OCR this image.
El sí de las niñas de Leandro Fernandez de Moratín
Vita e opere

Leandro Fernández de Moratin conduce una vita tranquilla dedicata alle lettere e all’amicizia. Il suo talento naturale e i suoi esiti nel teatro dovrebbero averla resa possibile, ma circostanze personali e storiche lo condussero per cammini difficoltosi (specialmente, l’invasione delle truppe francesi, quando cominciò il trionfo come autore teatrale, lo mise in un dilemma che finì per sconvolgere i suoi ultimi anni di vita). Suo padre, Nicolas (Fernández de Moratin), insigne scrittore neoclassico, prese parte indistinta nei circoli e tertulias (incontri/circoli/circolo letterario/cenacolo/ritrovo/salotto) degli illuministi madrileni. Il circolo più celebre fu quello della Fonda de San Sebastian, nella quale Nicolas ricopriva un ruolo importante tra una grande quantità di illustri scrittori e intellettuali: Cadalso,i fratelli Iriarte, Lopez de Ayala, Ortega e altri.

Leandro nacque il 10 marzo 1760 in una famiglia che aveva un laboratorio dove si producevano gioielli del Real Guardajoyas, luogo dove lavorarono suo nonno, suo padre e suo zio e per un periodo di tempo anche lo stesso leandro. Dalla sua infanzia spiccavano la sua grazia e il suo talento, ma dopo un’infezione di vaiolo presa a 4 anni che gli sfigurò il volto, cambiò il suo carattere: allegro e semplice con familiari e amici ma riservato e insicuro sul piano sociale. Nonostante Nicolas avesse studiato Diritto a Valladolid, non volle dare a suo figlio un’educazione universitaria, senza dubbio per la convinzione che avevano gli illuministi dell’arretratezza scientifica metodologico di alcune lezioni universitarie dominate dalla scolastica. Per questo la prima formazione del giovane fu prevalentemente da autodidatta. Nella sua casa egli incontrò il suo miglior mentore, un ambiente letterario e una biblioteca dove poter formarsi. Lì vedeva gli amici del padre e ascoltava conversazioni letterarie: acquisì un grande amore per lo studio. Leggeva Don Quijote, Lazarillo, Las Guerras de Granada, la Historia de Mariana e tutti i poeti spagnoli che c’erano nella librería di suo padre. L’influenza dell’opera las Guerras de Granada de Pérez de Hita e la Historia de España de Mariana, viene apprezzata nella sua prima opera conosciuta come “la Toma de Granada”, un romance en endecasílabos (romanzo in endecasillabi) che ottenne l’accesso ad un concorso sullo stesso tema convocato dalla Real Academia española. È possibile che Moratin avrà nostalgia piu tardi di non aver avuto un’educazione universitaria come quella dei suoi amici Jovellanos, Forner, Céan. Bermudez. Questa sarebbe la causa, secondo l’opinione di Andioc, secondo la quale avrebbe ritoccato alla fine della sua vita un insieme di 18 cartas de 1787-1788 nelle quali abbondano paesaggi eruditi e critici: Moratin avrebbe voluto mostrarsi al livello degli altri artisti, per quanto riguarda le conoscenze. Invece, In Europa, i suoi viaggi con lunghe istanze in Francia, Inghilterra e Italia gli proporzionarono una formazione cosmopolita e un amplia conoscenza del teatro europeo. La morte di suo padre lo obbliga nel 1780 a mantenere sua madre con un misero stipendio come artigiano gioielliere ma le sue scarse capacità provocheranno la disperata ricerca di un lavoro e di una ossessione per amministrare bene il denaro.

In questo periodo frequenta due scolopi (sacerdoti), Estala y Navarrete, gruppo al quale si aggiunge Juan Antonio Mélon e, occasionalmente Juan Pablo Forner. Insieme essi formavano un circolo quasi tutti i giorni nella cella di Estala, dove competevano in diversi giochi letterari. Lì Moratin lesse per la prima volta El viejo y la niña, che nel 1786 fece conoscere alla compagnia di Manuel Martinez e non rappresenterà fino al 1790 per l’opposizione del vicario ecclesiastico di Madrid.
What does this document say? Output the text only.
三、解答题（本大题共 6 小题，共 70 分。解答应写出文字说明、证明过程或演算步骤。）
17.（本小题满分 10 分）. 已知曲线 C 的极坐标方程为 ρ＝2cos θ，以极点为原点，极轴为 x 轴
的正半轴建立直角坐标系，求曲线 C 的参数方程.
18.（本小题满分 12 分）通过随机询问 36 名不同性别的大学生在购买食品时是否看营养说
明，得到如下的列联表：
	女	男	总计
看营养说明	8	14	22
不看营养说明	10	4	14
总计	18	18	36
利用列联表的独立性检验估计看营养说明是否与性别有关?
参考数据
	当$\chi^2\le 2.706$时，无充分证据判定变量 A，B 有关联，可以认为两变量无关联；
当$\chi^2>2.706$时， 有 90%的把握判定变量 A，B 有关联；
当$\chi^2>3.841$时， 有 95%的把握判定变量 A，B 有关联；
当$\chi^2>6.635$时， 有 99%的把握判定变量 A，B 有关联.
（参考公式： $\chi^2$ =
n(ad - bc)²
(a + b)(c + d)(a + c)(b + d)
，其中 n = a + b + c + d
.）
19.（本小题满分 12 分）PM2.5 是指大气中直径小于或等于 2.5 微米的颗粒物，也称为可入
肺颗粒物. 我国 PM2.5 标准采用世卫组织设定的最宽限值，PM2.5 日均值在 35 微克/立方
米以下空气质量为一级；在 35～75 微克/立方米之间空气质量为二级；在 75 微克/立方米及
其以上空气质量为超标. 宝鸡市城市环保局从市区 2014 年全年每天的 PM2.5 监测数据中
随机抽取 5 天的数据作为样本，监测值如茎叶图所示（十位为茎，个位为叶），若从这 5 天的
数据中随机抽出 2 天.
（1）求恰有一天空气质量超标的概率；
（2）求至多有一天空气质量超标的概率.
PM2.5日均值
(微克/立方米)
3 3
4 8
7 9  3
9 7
********************
▸ **Given exercise**
Produce an exact copy of every entry above.

▸ **Complete response**
OCR this image.
El sí de las niñas de Leandro Fernandez de Moratín
Vita e opere

Leandro Fernández de Moratin conduce una vita tranquilla dedicata alle lettere e all’amicizia. Il suo talento naturale e i suoi esiti nel teatro dovrebbero averla resa possibile, ma circostanze personali e storiche lo condussero per cammini difficoltosi (specialmente, l’invasione delle truppe francesi, quando cominciò il trionfo come autore teatrale, lo mise in un dilemma che finì per sconvolgere i suoi ultimi anni di vita). Suo padre, Nicolas (Fernández de Moratin), insigne scrittore neoclassico, prese parte indistinta nei circoli e tertulias (incontri/circoli/circolo letterario/cenacolo/ritrovo/salotto) degli illuministi madrileni. Il circolo più celebre fu quello della Fonda de San Sebastian, nella quale Nicolas ricopriva un ruolo importante tra una grande quantità di illustri scrittori e intellettuali: Cadalso,i fratelli Iriarte, Lopez de Ayala, Ortega e altri.

Leandro nacque il 10 marzo 1760 in una famiglia che aveva un laboratorio dove si producevano gioielli del Real Guardajoyas, luogo dove lavorarono suo nonno, suo padre e suo zio e per un periodo di tempo anche lo stesso leandro. Dalla sua infanzia spiccavano la sua grazia e il suo talento, ma dopo un’infezione di vaiolo presa a 4 anni che gli sfigurò il volto, cambiò il suo carattere: allegro e semplice con familiari e amici ma riservato e insicuro sul piano sociale. Nonostante Nicolas avesse studiato Diritto a Valladolid, non volle dare a suo figlio un’educazione universitaria, senza dubbio per la convinzione che avevano gli illuministi dell’arretratezza scientifica metodologico di alcune lezioni universitarie dominate dalla scolastica. Per questo la prima formazione del giovane fu prevalentemente da autodidatta. Nella sua casa egli incontrò il suo miglior mentore, un ambiente letterario e una biblioteca dove poter formarsi. Lì vedeva gli amici del padre e ascoltava conversazioni letterarie: acquisì un grande amore per lo studio. Leggeva Don Quijote, Lazarillo, Las Guerras de Granada, la Historia de Mariana e tutti i poeti spagnoli che c’erano nella librería di suo padre. L’influenza dell’opera las Guerras de Granada de Pérez de Hita e la Historia de España de Mariana, viene apprezzata nella sua prima opera conosciuta come “la Toma de Granada”, un romance en endecasílabos (romanzo in endecasillabi) che ottenne l’accesso ad un concorso sullo stesso tema convocato dalla Real Academia española. È possibile che Moratin avrà nostalgia piu tardi di non aver avuto un’educazione universitaria come quella dei suoi amici Jovellanos, Forner, Céan. Bermudez. Questa sarebbe la causa, secondo l’opinione di Andioc, secondo la quale avrebbe ritoccato alla fine della sua vita un insieme di 18 cartas de 1787-1788 nelle quali abbondano paesaggi eruditi e critici: Moratin avrebbe voluto mostrarsi al livello degli altri artisti, per quanto riguarda le conoscenze. Invece, In Europa, i suoi viaggi con lunghe istanze in Francia, Inghilterra e Italia gli proporzionarono una formazione cosmopolita e un amplia conoscenza del teatro europeo. La morte di suo padre lo obbliga nel 1780 a mantenere sua madre con un misero stipendio come artigiano gioielliere ma le sue scarse capacità provocheranno la disperata ricerca di un lavoro e di una ossessione per amministrare bene il denaro.

In questo periodo frequenta due scolopi (sacerdoti), Estala y Navarrete, gruppo al quale si aggiunge Juan Antonio Mélon e, occasionalmente Juan Pablo Forner. Insieme essi formavano un circolo quasi tutti i giorni nella cella di Estala, dove competevano in diversi giochi letterari. Lì Moratin lesse per la prima volta El viejo y la niña, che nel 1786 fece conoscere alla compagnia di Manuel Martinez e non rappresenterà fino al 1790 per l’opposizione del vicario ecclesiastico di Madrid.
What does this document say? Output the text only.
三、解答题（本大题共 6 小题，共 70 分。解答应写出文字说明、证明过程或演算步骤。）
17.（本小题满分 10 分）. 已知曲线 C 的极坐标方程为 ρ＝2cos θ，以极点为原点，极轴为 x 轴
的正半轴建立直角坐标系，求曲线 C 的参数方程.
18.（本小题满分 12 分）通过随机询问 36 名不同性别的大学生在购买食品时是否看营养说
明，得到如下的列联表：
	女	男	总计
看营养说明	8	14	22
不看营养说明	10	4	14
总计	18	18	36
利用列联表的独立性检验估计看营养说明是否与性别有关?
参考数据
	当$\chi^2\le 2.706$时，无充分证据判定变量 A，B 有关联，可以认为两变量无关联；
当$\chi^2>2.706$时， 有 90%的把握判定变量 A，B 有关联；
当$\chi^2>3.841$时， 有 95%的把握判定变量 A，B 有关联；
当$\chi^2>6.635$时， 有 99%的把握判定变量 A，B 有关联.
（参考公式： $\chi^2$ =
n(ad - bc)²
(a + b)(c + d)(a + c)(b + d)
，其中 n = a + b + c + d
.）
19.（本小题满分 12 分）PM2.5 是指大气中直径小于或等于 2.5 微米的颗粒物，也称为可入
肺颗粒物. 我国 PM2.5 标准采用世卫组织设定的最宽限值，PM2.5 日均值在 35 微克/立方
米以下空气质量为一级；在 35～75 微克/立方米之间空气质量为二级；在 75 微克/立方米及
其以上空气质量为超标. 宝鸡市城市环保局从市区 2014 年全年每天的 PM2.5 监测数据中
随机抽取 5 天的数据作为样本，监测值如茎叶图所示（十位为茎，个位为叶），若从这 5 天的
数据中随机抽出 2 天.
（1）求恰有一天空气质量超标的概率；
（2）求至多有一天空气质量超标的概率.
PM2.5日均值
(微克/立方米)
3 3
4 8
7 9  3
9 7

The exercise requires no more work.